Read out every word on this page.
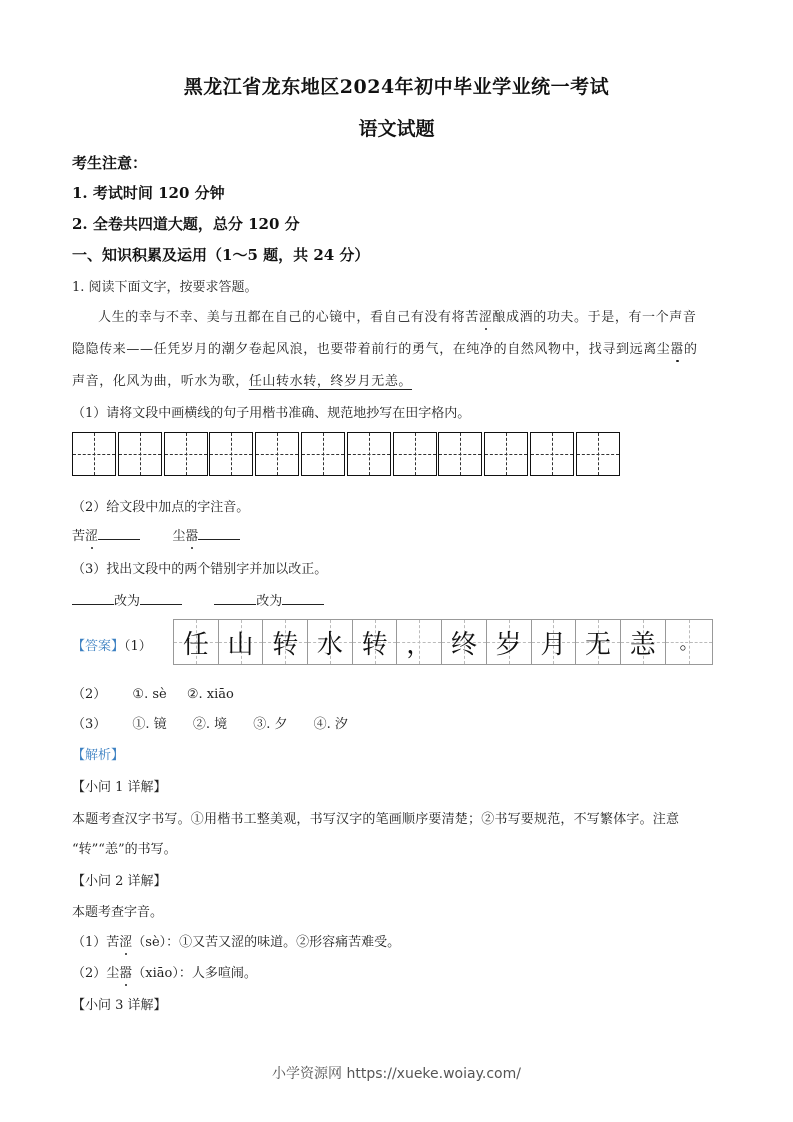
黑龙江省龙东地区2024年初中毕业学业统一考试
语文试题
考生注意：
1. 考试时间 120 分钟
2. 全卷共四道大题，总分 120 分
一、知识积累及运用（1～5 题，共 24 分）
1. 阅读下面文字，按要求答题。
人生的幸与不幸、美与丑都在自己的心镜中，看自己有没有将苦涩酿成酒的功夫。于是，有一个声音
隐隐传来——任凭岁月的潮夕卷起风浪，也要带着前行的勇气，在纯净的自然风物中，找寻到远离尘嚣的
声音，化风为曲，听水为歌，任山转水转，终岁月无恙。
（1）请将文段中画横线的句子用楷书准确、规范地抄写在田字格内。
（2）给文段中加点的字注音。
苦涩	尘嚣
（3）找出文段中的两个错别字并加以改正。
改为	改为
【答案】（1） 任 山 转 水 转 ， 终 岁 月 无 恙 。
（2） ①. sè ②. xiāo
（3） ①. 镜 ②. 境 ③. 夕 ④. 汐
【解析】
【小问 1 详解】
本题考查汉字书写。①用楷书工整美观，书写汉字的笔画顺序要清楚；②书写要规范，不写繁体字。注意
“转”“恙”的书写。
【小问 2 详解】
本题考查字音。
（1）苦涩（sè）：①又苦又涩的味道。②形容痛苦难受。
（2）尘嚣（xiāo）：人多喧闹。
【小问 3 详解】
小学资源网 https://xueke.woiay.com/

______

Written exercise:
Make an exact copy of all entries above, dropping the images.

Reply:
Read out every word on this page.
黑龙江省龙东地区2024年初中毕业学业统一考试
语文试题
考生注意：
1. 考试时间 120 分钟
2. 全卷共四道大题，总分 120 分
一、知识积累及运用（1～5 题，共 24 分）
1. 阅读下面文字，按要求答题。
人生的幸与不幸、美与丑都在自己的心镜中，看自己有没有将苦涩酿成酒的功夫。于是，有一个声音
隐隐传来——任凭岁月的潮夕卷起风浪，也要带着前行的勇气，在纯净的自然风物中，找寻到远离尘嚣的
声音，化风为曲，听水为歌，任山转水转，终岁月无恙。
（1）请将文段中画横线的句子用楷书准确、规范地抄写在田字格内。
（2）给文段中加点的字注音。
苦涩	尘嚣
（3）找出文段中的两个错别字并加以改正。
改为	改为
【答案】（1） 任 山 转 水 转 ， 终 岁 月 无 恙 。
（2） ①. sè ②. xiāo
（3） ①. 镜 ②. 境 ③. 夕 ④. 汐
【解析】
【小问 1 详解】
本题考查汉字书写。①用楷书工整美观，书写汉字的笔画顺序要清楚；②书写要规范，不写繁体字。注意
“转”“恙”的书写。
【小问 2 详解】
本题考查字音。
（1）苦涩（sè）：①又苦又涩的味道。②形容痛苦难受。
（2）尘嚣（xiāo）：人多喧闹。
【小问 3 详解】
小学资源网 https://xueke.woiay.com/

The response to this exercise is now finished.